▶ **作業指示**
下に示すスキーマのマイグレーションについての文章のうち、「1. 同じ. ただしスナップショットが残る。」から「5. 正常に起動する。」まで(「5. 正常に起動する。」を含む)を一字も変えずにそのまま書き写せ。

▶ **原文抜粋**
☆ ☆ ☆

これらはすべて Thrift API を通して実行されます。セキュリティ機能を利用している場合は、{{ALL}}のアクセス権限を持っていることが前提となります。名前変更もしくは削除を行う場合、関連するすべてのファイルが名前変更もしくは削除されるまで、クライアントはブロックされます。

サーバ側のマイグレーションプロセス

マイグレーションの適用は次のステップで実行されます:

  1. 新しいバージョンのUUIDを含むマイグレーションの生成。
    1. {{DROP}}時のみ: 削除対象のデータのスナップショットを作成。
  2. {{SCHEMA_CF}}に新しいスキーマの行を追加して更新。
  3. {{MIGRATION_CF}}にマイグレーションカラムを追加。
  4. {{SCHEMA_CF}}の{{"Last Migration"}}を更新。
  5. 定義テーブルをフラッシュ。
  6. 実行時のデータ構造を更新(ディレクトリの作成、削除の実行、など)。

失敗時の挙動

更新のプロセスの中のどのステップにおいても、変更の失敗が発生する可能性があります。更新プロセスの中の個々のステップ後に障害が発生した場合、何が起こるのかを詳しく見ていきます(上記のサーバ側のマイグレーションプロセスを参照してください)。

  1. 何も適用されない。更新はすぐに失敗する。
    1. 同じ. ただしスナップショットが残る。
  2. SCHEMA_CFに余分なデータが残るが、"Last Migration"の行が更新されないため無視される。
  3. SCHEMA_CFとMIGRATION_CFに余分なデータが残るが、"Last Migration"の行が更新されないため無視される。
  4. 故障: 再起動時にスキーマがロードされた *後* までコミットログは再生されません。つまり"Last Migration"は読み込まれますが、ロードして適用することができません。
  5. 正常に起動する。
  6. 正常に起動する。

マイグレーション中にノード障害が発生した場合、手動でクリーンアップしないといけない場合があります。例えば、{{DROP}}時のステップ4もしくはステップ5の後にノード障害が発生した場合、手動でデータファイルを削除する必要があります(削除しなくても特に害をなしませんが、後に{{ADD}}を利用して同じCFを再作成した場合に問題が起こります。その場合すでにデータベースができあがってしまっています)。

起動

ノードの起動時、{{SCHEMA_CF}}をチェックして一番最新のスキーマのバージョンを探します。 何もみつからなければ (新規にクラスタを構築した場合)、何も読み込まれずに警告ログが出力されます。それ以外ではUUIDを利用して{{SCHEMA_CF}}から正しい行を読み込みます。その行は1つ以上のキースペース定義にデシリアライズされます。それらは以前使われていたload-from-xmlに似たアプローチでロードされます。

☆ ☆ ☆

▶ **データセット**
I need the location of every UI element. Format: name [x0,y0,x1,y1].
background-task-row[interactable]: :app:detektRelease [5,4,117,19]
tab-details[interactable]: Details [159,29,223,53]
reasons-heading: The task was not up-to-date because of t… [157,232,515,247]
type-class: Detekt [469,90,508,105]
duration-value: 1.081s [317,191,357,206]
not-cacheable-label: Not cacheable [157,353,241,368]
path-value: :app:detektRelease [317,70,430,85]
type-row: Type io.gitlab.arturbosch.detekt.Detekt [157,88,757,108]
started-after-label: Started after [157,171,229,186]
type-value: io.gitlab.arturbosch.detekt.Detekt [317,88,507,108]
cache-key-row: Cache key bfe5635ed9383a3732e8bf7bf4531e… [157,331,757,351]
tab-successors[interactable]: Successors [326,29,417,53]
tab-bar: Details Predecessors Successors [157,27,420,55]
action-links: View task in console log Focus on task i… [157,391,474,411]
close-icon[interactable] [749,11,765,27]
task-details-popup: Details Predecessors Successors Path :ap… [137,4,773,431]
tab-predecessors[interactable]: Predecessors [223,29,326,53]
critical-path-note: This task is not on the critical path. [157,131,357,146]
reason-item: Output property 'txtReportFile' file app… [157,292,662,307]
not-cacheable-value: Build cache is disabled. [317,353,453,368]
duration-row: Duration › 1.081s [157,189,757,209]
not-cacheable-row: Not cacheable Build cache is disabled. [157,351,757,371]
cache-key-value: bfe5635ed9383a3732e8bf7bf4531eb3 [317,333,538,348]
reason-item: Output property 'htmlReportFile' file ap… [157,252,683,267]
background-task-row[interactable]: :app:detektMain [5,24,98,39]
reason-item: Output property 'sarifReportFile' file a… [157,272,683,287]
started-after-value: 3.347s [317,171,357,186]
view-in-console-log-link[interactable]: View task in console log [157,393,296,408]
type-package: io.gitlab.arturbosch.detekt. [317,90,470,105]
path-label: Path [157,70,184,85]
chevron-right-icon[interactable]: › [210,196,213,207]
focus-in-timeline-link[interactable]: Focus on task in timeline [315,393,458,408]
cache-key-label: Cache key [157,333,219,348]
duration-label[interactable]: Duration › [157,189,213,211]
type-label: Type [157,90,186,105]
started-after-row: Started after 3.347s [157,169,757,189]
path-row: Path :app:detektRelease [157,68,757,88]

☆ ☆ ☆

▶ **回答欄**
1. 同じ. ただしスナップショットが残る。
  2. SCHEMA_CFに余分なデータが残るが、"Last Migration"の行が更新されないため無視される。
  3. SCHEMA_CFとMIGRATION_CFに余分なデータが残るが、"Last Migration"の行が更新されないため無視される。
  4. 故障: 再起動時にスキーマがロードされた *後* までコミットログは再生されません。つまり"Last Migration"は読み込まれますが、ロードして適用することができません。
  5. 正常に起動する。